— START OF Task inputs —
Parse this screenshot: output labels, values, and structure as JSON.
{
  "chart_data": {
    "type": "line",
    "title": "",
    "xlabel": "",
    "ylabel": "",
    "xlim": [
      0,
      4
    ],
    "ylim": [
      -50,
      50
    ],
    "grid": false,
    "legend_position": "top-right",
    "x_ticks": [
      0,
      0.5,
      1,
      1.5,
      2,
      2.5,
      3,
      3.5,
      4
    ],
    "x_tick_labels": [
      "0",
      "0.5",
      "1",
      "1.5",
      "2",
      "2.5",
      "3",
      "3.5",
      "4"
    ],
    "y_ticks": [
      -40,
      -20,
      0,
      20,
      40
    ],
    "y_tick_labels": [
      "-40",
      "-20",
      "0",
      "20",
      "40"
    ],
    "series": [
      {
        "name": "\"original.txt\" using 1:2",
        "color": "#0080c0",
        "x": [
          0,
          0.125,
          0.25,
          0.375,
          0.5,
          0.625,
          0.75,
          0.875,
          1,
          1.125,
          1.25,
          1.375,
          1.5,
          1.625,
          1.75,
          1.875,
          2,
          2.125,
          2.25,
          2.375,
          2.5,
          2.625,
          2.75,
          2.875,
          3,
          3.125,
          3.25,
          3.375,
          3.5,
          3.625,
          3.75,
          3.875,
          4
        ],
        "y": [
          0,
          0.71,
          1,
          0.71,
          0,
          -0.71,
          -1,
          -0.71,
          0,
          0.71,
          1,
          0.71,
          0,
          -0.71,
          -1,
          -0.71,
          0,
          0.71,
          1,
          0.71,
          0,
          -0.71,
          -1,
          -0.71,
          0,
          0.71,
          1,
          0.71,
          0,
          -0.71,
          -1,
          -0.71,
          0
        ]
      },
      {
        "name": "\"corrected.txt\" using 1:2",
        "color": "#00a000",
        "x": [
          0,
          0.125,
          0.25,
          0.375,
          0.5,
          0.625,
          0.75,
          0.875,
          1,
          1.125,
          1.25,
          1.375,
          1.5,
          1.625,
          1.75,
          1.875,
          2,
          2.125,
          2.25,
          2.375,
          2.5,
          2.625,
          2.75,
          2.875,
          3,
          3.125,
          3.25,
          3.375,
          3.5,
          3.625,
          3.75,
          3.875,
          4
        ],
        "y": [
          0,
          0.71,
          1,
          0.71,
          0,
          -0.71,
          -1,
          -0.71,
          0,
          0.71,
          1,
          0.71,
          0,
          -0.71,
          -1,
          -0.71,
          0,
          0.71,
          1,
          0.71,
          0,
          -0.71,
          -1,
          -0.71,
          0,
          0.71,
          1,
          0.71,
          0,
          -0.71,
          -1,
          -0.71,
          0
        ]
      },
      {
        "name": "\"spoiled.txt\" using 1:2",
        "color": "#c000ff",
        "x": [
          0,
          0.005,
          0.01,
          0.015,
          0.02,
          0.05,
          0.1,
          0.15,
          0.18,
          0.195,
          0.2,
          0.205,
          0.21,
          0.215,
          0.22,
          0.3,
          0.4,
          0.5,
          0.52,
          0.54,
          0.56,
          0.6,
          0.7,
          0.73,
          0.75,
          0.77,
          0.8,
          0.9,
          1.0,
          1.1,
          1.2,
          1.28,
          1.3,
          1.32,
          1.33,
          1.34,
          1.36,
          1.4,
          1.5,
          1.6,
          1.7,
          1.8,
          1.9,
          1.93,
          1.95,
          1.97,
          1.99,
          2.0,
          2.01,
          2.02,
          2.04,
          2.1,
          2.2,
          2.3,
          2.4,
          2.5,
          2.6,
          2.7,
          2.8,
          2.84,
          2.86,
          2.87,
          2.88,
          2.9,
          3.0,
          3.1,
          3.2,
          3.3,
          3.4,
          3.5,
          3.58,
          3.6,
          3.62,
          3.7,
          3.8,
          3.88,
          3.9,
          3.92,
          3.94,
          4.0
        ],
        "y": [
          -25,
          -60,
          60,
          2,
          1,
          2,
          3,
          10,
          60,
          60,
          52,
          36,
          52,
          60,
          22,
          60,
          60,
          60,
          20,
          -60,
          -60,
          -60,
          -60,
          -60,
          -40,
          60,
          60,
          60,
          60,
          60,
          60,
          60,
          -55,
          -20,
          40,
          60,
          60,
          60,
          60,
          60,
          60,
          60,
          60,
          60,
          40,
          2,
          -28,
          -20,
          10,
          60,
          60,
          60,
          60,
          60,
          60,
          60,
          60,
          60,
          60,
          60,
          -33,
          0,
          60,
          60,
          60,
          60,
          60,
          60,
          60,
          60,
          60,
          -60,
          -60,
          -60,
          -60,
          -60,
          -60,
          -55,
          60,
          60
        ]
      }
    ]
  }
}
— END OF Task inputs —
Set task | Search the lines for the word "color" and report how many contain it, by number only.

Exercise response | 3